• **WHAT YOU WILL DO**:
Copy each line below in which the string "José" occurs.

Stored dataset items:
┌──

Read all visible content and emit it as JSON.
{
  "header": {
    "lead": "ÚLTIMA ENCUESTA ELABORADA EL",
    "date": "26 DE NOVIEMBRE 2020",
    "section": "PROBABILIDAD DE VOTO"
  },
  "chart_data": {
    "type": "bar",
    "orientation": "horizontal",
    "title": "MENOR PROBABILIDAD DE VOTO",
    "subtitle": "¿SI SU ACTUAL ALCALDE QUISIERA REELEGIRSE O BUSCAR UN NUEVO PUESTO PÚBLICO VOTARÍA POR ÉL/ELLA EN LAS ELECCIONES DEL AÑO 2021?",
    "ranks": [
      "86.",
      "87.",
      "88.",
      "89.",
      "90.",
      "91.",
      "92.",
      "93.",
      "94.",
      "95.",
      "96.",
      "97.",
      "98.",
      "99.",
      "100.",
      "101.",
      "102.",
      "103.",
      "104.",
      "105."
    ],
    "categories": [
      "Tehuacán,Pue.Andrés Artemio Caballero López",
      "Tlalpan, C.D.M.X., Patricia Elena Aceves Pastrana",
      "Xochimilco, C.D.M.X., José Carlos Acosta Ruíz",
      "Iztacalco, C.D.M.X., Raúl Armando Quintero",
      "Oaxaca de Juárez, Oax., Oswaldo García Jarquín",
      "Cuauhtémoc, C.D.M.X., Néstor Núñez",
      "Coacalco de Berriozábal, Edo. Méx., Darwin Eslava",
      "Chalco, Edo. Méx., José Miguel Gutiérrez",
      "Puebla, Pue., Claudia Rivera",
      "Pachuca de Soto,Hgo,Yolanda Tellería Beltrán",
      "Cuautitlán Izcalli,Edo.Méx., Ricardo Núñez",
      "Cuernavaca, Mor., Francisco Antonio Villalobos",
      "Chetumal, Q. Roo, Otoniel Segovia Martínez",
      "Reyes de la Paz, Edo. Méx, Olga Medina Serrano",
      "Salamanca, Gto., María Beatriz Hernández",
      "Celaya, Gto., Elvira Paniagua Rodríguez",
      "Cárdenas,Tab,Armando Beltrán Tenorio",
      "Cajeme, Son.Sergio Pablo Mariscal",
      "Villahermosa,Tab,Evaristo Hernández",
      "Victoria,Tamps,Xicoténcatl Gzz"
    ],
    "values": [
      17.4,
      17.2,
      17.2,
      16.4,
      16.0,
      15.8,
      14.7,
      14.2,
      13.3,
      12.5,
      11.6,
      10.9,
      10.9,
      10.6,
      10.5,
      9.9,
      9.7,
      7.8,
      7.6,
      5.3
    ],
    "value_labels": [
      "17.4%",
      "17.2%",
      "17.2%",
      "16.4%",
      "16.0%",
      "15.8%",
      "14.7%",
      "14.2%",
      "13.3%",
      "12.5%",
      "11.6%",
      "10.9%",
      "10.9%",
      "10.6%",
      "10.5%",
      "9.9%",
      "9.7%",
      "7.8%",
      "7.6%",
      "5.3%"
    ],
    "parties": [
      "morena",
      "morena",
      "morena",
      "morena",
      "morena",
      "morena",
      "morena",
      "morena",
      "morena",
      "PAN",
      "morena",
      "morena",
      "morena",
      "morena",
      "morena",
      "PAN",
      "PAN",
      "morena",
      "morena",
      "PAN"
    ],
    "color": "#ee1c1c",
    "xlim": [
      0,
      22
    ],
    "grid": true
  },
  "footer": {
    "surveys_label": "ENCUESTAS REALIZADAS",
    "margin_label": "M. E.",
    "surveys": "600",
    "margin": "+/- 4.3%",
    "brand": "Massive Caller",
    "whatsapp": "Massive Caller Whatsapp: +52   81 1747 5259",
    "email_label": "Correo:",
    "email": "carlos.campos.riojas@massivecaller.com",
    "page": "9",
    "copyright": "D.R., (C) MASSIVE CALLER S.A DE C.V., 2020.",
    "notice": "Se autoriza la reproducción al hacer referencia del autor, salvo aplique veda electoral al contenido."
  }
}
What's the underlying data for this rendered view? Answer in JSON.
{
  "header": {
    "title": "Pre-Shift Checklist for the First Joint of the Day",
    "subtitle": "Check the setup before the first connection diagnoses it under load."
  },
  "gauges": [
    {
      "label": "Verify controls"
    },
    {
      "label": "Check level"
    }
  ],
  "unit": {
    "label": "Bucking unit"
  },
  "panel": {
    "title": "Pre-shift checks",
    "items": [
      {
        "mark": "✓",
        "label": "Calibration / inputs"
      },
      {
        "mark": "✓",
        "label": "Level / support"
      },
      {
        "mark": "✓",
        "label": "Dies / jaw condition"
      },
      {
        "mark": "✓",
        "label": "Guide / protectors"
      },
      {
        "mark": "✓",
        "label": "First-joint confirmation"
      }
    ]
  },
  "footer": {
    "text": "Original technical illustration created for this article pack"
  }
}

└──

• **OUTPUT OF THE TASK**:
      "Xochimilco, C.D.M.X., José Carlos Acosta Ruíz",
      "Chalco, Edo. Méx., José Miguel Gutiérrez",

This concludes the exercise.